RECORDS SHOWN:

- - - - - - -

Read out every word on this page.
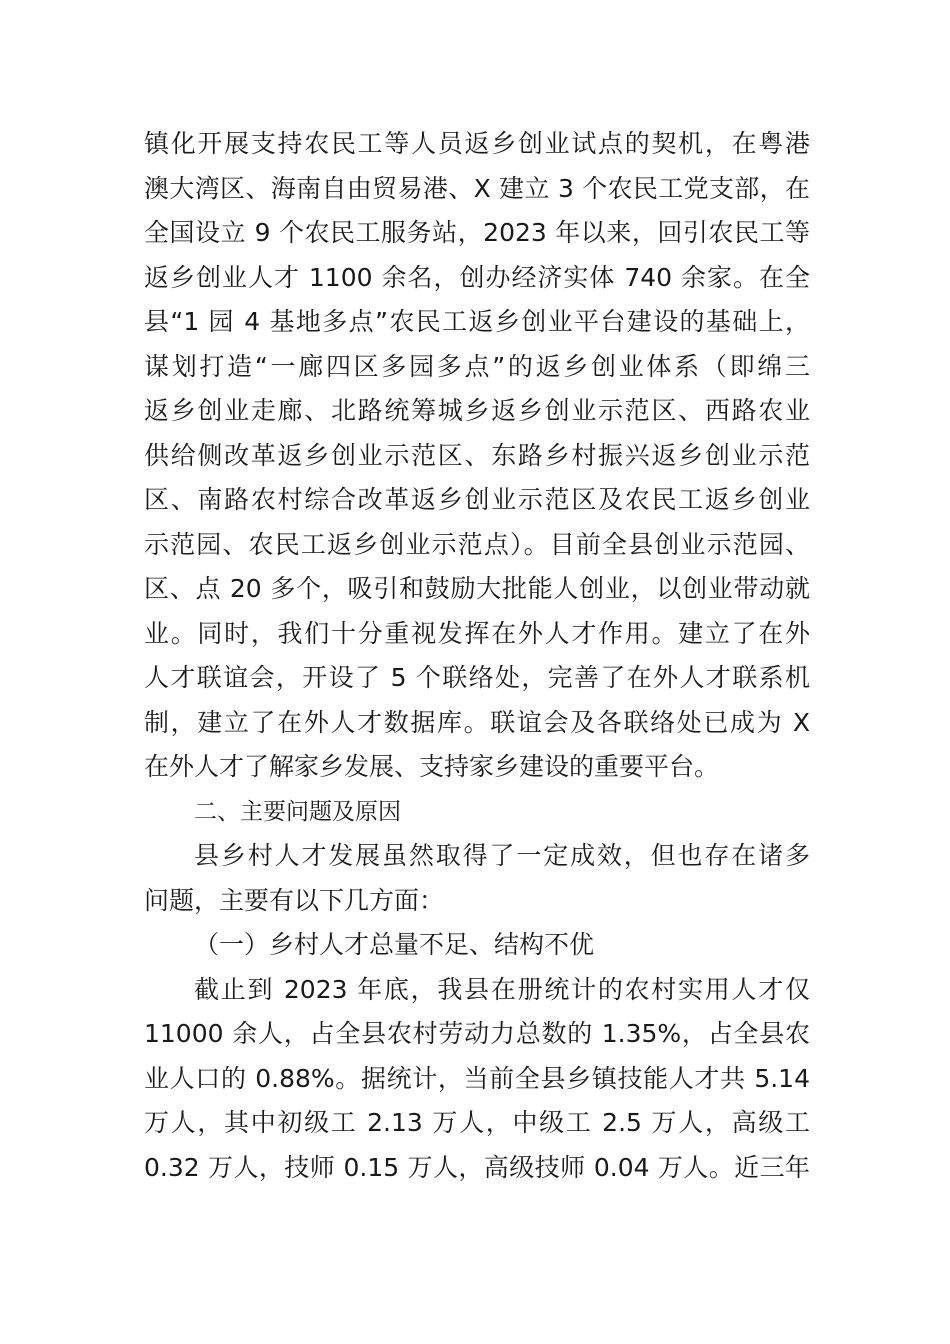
镇化开展支持农民工等人员返乡创业试点的契机，在粤港
澳大湾区、海南自由贸易港、X 建立 3 个农民工党支部，在
全国设立 9 个农民工服务站，2023 年以来，回引农民工等
返乡创业人才 1100 余名，创办经济实体 740 余家。在全
县“1 园 4 基地多点”农民工返乡创业平台建设的基础上，
谋划打造“一廊四区多园多点”的返乡创业体系（即绵三
返乡创业走廊、北路统筹城乡返乡创业示范区、西路农业
供给侧改革返乡创业示范区、东路乡村振兴返乡创业示范
区、南路农村综合改革返乡创业示范区及农民工返乡创业
示范园、农民工返乡创业示范点）。目前全县创业示范园、
区、点 20 多个，吸引和鼓励大批能人创业，以创业带动就
业。同时，我们十分重视发挥在外人才作用。建立了在外
人才联谊会，开设了 5 个联络处，完善了在外人才联系机
制，建立了在外人才数据库。联谊会及各联络处已成为 X
在外人才了解家乡发展、支持家乡建设的重要平台。
二、主要问题及原因
县乡村人才发展虽然取得了一定成效，但也存在诸多
问题，主要有以下几方面：
（一）乡村人才总量不足、结构不优
截止到 2023 年底，我县在册统计的农村实用人才仅
11000 余人，占全县农村劳动力总数的 1.35%，占全县农
业人口的 0.88%。据统计，当前全县乡镇技能人才共 5.14
万人，其中初级工 2.13 万人，中级工 2.5 万人，高级工
0.32 万人，技师 0.15 万人，高级技师 0.04 万人。近三年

- - - - - - -

GOAL: Images in the records should not be copied. Repeat all the rest exactly.

OUTPUT:
Read out every word on this page.
镇化开展支持农民工等人员返乡创业试点的契机，在粤港
澳大湾区、海南自由贸易港、X 建立 3 个农民工党支部，在
全国设立 9 个农民工服务站，2023 年以来，回引农民工等
返乡创业人才 1100 余名，创办经济实体 740 余家。在全
县“1 园 4 基地多点”农民工返乡创业平台建设的基础上，
谋划打造“一廊四区多园多点”的返乡创业体系（即绵三
返乡创业走廊、北路统筹城乡返乡创业示范区、西路农业
供给侧改革返乡创业示范区、东路乡村振兴返乡创业示范
区、南路农村综合改革返乡创业示范区及农民工返乡创业
示范园、农民工返乡创业示范点）。目前全县创业示范园、
区、点 20 多个，吸引和鼓励大批能人创业，以创业带动就
业。同时，我们十分重视发挥在外人才作用。建立了在外
人才联谊会，开设了 5 个联络处，完善了在外人才联系机
制，建立了在外人才数据库。联谊会及各联络处已成为 X
在外人才了解家乡发展、支持家乡建设的重要平台。
二、主要问题及原因
县乡村人才发展虽然取得了一定成效，但也存在诸多
问题，主要有以下几方面：
（一）乡村人才总量不足、结构不优
截止到 2023 年底，我县在册统计的农村实用人才仅
11000 余人，占全县农村劳动力总数的 1.35%，占全县农
业人口的 0.88%。据统计，当前全县乡镇技能人才共 5.14
万人，其中初级工 2.13 万人，中级工 2.5 万人，高级工
0.32 万人，技师 0.15 万人，高级技师 0.04 万人。近三年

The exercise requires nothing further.